* **What is asked**
Tally the lines holding the string "numero" and reply with that number alone.

* **Dataset rows**
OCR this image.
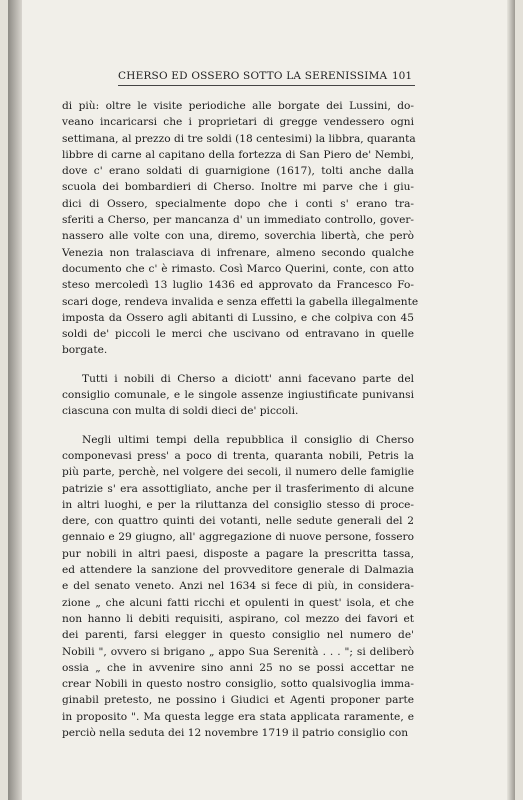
CHERSO ED OSSERO SOTTO LA SERENISSIMA 101
di più: oltre le visite periodiche alle borgate dei Lussini, do-
veano incaricarsi che i proprietari di gregge vendessero ogni
settimana, al prezzo di tre soldi (18 centesimi) la libbra, quaranta
libbre di carne al capitano della fortezza di San Piero de' Nembi,
dove c' erano soldati di guarnigione (1617), tolti anche dalla
scuola dei bombardieri di Cherso. Inoltre mi parve che i giu-
dici di Ossero, specialmente dopo che i conti s' erano tra-
sferiti a Cherso, per mancanza d' un immediato controllo, gover-
nassero alle volte con una, diremo, soverchia libertà, che però
Venezia non tralasciava di infrenare, almeno secondo qualche
documento che c' è rimasto. Così Marco Querini, conte, con atto
steso mercoledì 13 luglio 1436 ed approvato da Francesco Fo-
scari doge, rendeva invalida e senza effetti la gabella illegalmente
imposta da Ossero agli abitanti di Lussino, e che colpiva con 45
soldi de' piccoli le merci che uscivano od entravano in quelle
borgate.
Tutti i nobili di Cherso a diciott' anni facevano parte del
consiglio comunale, e le singole assenze ingiustificate punivansi
ciascuna con multa di soldi dieci de' piccoli.
Negli ultimi tempi della repubblica il consiglio di Cherso
componevasi press' a poco di trenta, quaranta nobili, Petris la
più parte, perchè, nel volgere dei secoli, il numero delle famiglie
patrizie s' era assottigliato, anche per il trasferimento di alcune
in altri luoghi, e per la riluttanza del consiglio stesso di proce-
dere, con quattro quinti dei votanti, nelle sedute generali del 2
gennaio e 29 giugno, all' aggregazione di nuove persone, fossero
pur nobili in altri paesi, disposte a pagare la prescritta tassa,
ed attendere la sanzione del provveditore generale di Dalmazia
e del senato veneto. Anzi nel 1634 si fece di più, in considera-
zione „ che alcuni fatti ricchi et opulenti in quest' isola, et che
non hanno li debiti requisiti, aspirano, col mezzo dei favori et
dei parenti, farsi elegger in questo consiglio nel numero de'
Nobili ", ovvero si brigano „ appo Sua Serenità . . . "; si deliberò
ossia „ che in avvenire sino anni 25 no se possi accettar ne
crear Nobili in questo nostro consiglio, sotto qualsivoglia imma-
ginabil pretesto, ne possino i Giudici et Agenti proponer parte
in proposito ". Ma questa legge era stata applicata raramente, e
perciò nella seduta dei 12 novembre 1719 il patrio consiglio con
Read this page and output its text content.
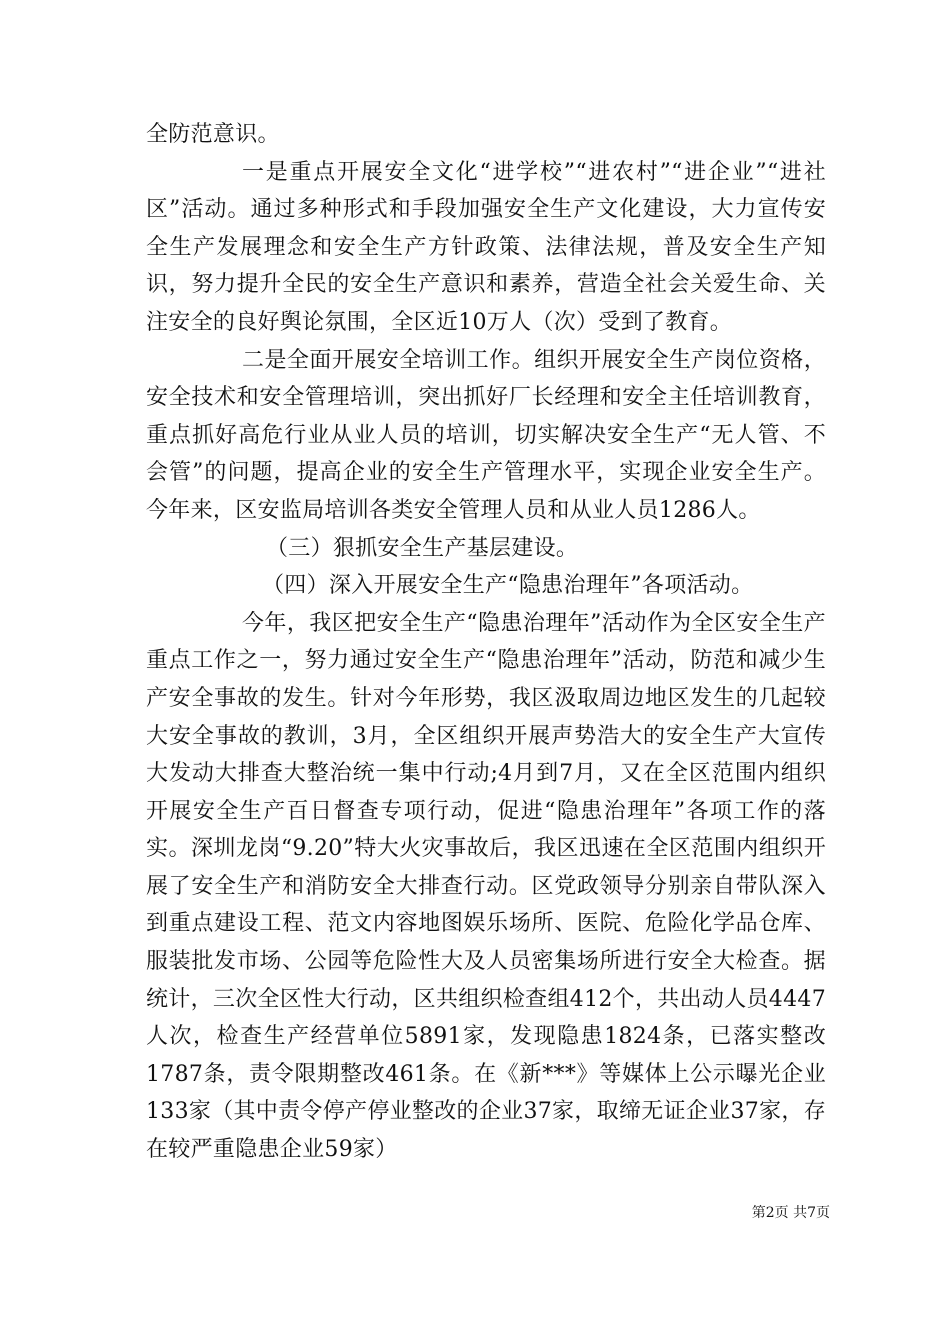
全防范意识。

一是重点开展安全文化“进学校”“进农村”“进企业”“进社区”活动。通过多种形式和手段加强安全生产文化建设，大力宣传安全生产发展理念和安全生产方针政策、法律法规，普及安全生产知识，努力提升全民的安全生产意识和素养，营造全社会关爱生命、关注安全的良好舆论氛围，全区近10万人（次）受到了教育。

二是全面开展安全培训工作。组织开展安全生产岗位资格，安全技术和安全管理培训，突出抓好厂长经理和安全主任培训教育，重点抓好高危行业从业人员的培训，切实解决安全生产“无人管、不会管”的问题，提高企业的安全生产管理水平，实现企业安全生产。今年来，区安监局培训各类安全管理人员和从业人员1286人。

（三）狠抓安全生产基层建设。

（四）深入开展安全生产“隐患治理年”各项活动。

今年，我区把安全生产“隐患治理年”活动作为全区安全生产重点工作之一，努力通过安全生产“隐患治理年”活动，防范和减少生产安全事故的发生。针对今年形势，我区汲取周边地区发生的几起较大安全事故的教训，3月，全区组织开展声势浩大的安全生产大宣传大发动大排查大整治统一集中行动;4月到7月，又在全区范围内组织开展安全生产百日督查专项行动，促进“隐患治理年”各项工作的落实。深圳龙岗“9.20”特大火灾事故后，我区迅速在全区范围内组织开展了安全生产和消防安全大排查行动。区党政领导分别亲自带队深入到重点建设工程、范文内容地图娱乐场所、医院、危险化学品仓库、服装批发市场、公园等危险性大及人员密集场所进行安全大检查。据统计，三次全区性大行动，区共组织检查组412个，共出动人员4447人次，检查生产经营单位5891家，发现隐患1824条，已落实整改1787条，责令限期整改461条。在《新***》等媒体上公示曝光企业133家（其中责令停产停业整改的企业37家，取缔无证企业37家，存在较严重隐患企业59家）

第2页 共7页
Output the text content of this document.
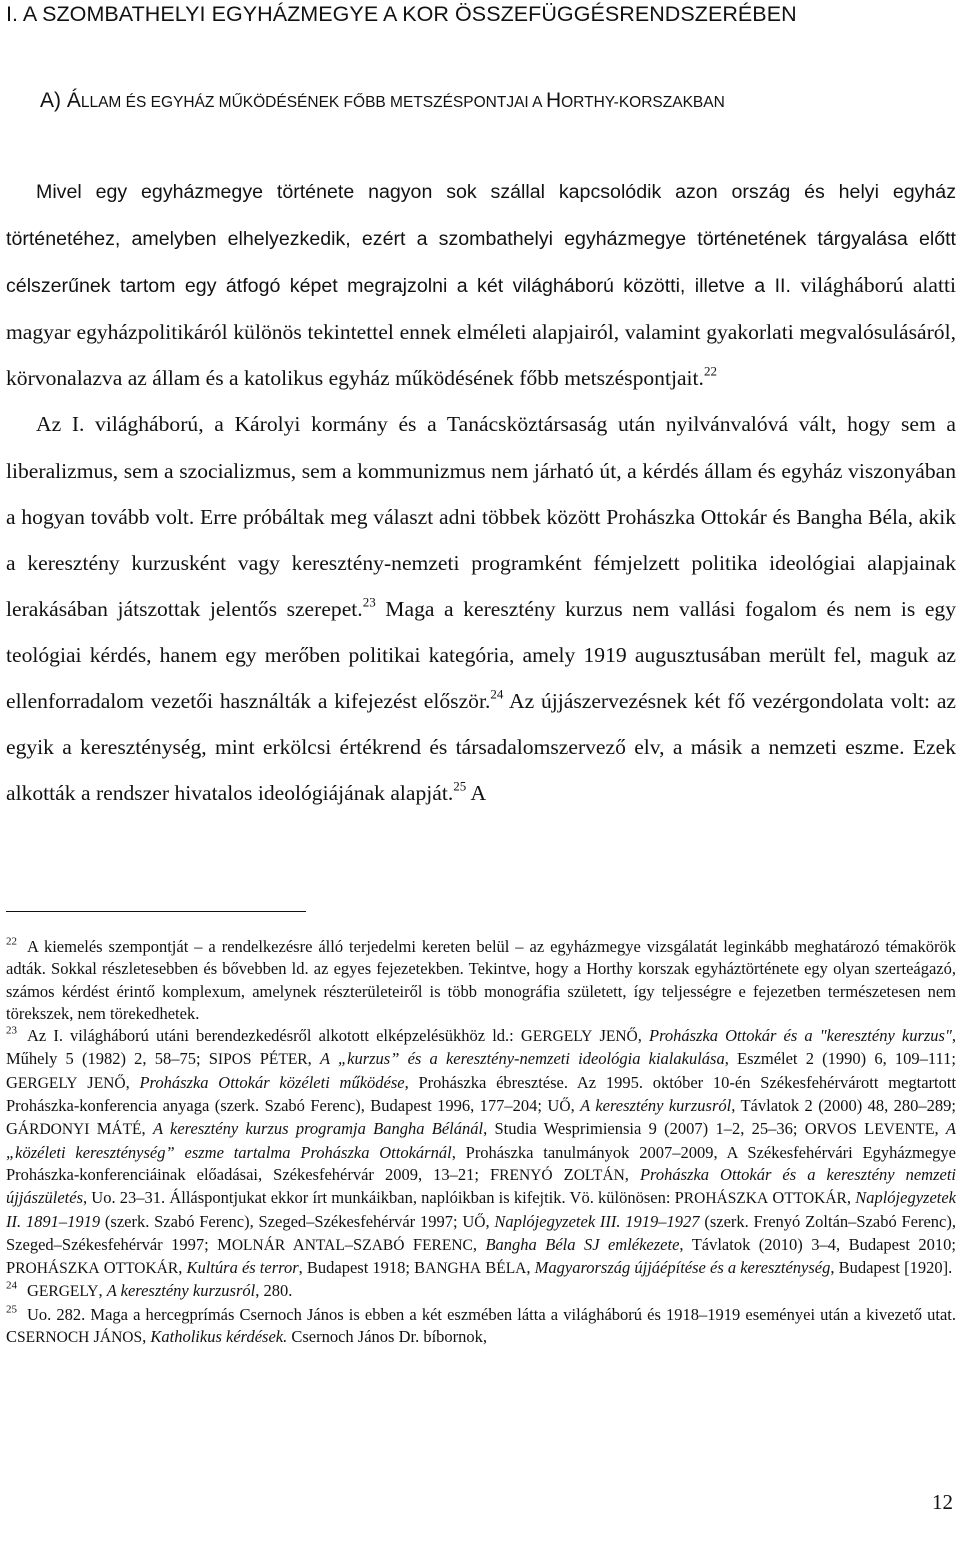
I. A SZOMBATHELYI EGYHÁZMEGYE A KOR ÖSSZEFÜGGÉSRENDSZERÉBEN
A) ÁLLAM ÉS EGYHÁZ MŰKÖDÉSÉNEK FŐBB METSZÉSPONTJAI A HORTHY-KORSZAKBAN

Mivel egy egyházmegye története nagyon sok szállal kapcsolódik azon ország és helyi egyház történetéhez, amelyben elhelyezkedik, ezért a szombathelyi egyházmegye történetének tárgyalása előtt célszerűnek tartom egy átfogó képet megrajzolni a két világháború közötti, illetve a II. világháború alatti magyar egyházpolitikáról különös tekintettel ennek elméleti alapjairól, valamint gyakorlati megvalósulásáról, körvonalazva az állam és a katolikus egyház működésének főbb metszéspontjait.$^{22}$

Az I. világháború, a Károlyi kormány és a Tanácsköztársaság után nyilvánvalóvá vált, hogy sem a liberalizmus, sem a szocializmus, sem a kommunizmus nem járható út, a kérdés állam és egyház viszonyában a hogyan tovább volt. Erre próbáltak meg választ adni többek között Prohászka Ottokár és Bangha Béla, akik a keresztény kurzusként vagy keresztény-nemzeti programként fémjelzett politika ideológiai alapjainak lerakásában játszottak jelentős szerepet.$^{23}$ Maga a keresztény kurzus nem vallási fogalom és nem is egy teológiai kérdés, hanem egy merőben politikai kategória, amely 1919 augusztusában merült fel, maguk az ellenforradalom vezetői használták a kifejezést először.$^{24}$ Az újjászervezésnek két fő vezérgondolata volt: az egyik a kereszténység, mint erkölcsi értékrend és társadalomszervező elv, a másik a nemzeti eszme. Ezek alkották a rendszer hivatalos ideológiájának alapját.$^{25}$ A

$^{22}$ A kiemelés szempontját – a rendelkezésre álló terjedelmi kereten belül – az egyházmegye vizsgálatát leginkább meghatározó témakörök adták. Sokkal részletesebben és bővebben ld. az egyes fejezetekben. Tekintve, hogy a Horthy korszak egyháztörténete egy olyan szerteágazó, számos kérdést érintő komplexum, amelynek részterületeiről is több monográfia született, így teljességre e fejezetben természetesen nem törekszek, nem törekedhetek.

$^{23}$ Az I. világháború utáni berendezkedésről alkotott elképzelésükhöz ld.: GERGELY JENŐ, Prohászka Ottokár és a "keresztény kurzus", Műhely 5 (1982) 2, 58–75; SIPOS PÉTER, A „kurzus” és a keresztény-nemzeti ideológia kialakulása, Eszmélet 2 (1990) 6, 109–111; GERGELY JENŐ, Prohászka Ottokár közéleti működése, Prohászka ébresztése. Az 1995. október 10-én Székesfehérvárott megtartott Prohászka-konferencia anyaga (szerk. Szabó Ferenc), Budapest 1996, 177–204; UŐ, A keresztény kurzusról, Távlatok 2 (2000) 48, 280–289; GÁRDONYI MÁTÉ, A keresztény kurzus programja Bangha Bélánál, Studia Wesprimiensia 9 (2007) 1–2, 25–36; ORVOS LEVENTE, A „közéleti kereszténység” eszme tartalma Prohászka Ottokárnál, Prohászka tanulmányok 2007–2009, A Székesfehérvári Egyházmegye Prohászka-konferenciáinak előadásai, Székesfehérvár 2009, 13–21; FRENYÓ ZOLTÁN, Prohászka Ottokár és a keresztény nemzeti újjászületés, Uo. 23–31. Álláspontjukat ekkor írt munkáikban, naplóikban is kifejtik. Vö. különösen: PROHÁSZKA OTTOKÁR, Naplójegyzetek II. 1891–1919 (szerk. Szabó Ferenc), Szeged–Székesfehérvár 1997; UŐ, Naplójegyzetek III. 1919–1927 (szerk. Frenyó Zoltán–Szabó Ferenc), Szeged–Székesfehérvár 1997; MOLNÁR ANTAL–SZABÓ FERENC, Bangha Béla SJ emlékezete, Távlatok (2010) 3–4, Budapest 2010; PROHÁSZKA OTTOKÁR, Kultúra és terror, Budapest 1918; BANGHA BÉLA, Magyarország újjáépítése és a kereszténység, Budapest [1920].

$^{24}$ GERGELY, A keresztény kurzusról, 280.

$^{25}$ Uo. 282. Maga a hercegprímás Csernoch János is ebben a két eszmében látta a világháború és 1918–1919 eseményei után a kivezető utat. CSERNOCH JÁNOS, Katholikus kérdések. Csernoch János Dr. bíbornok,

12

* **The completed task**
2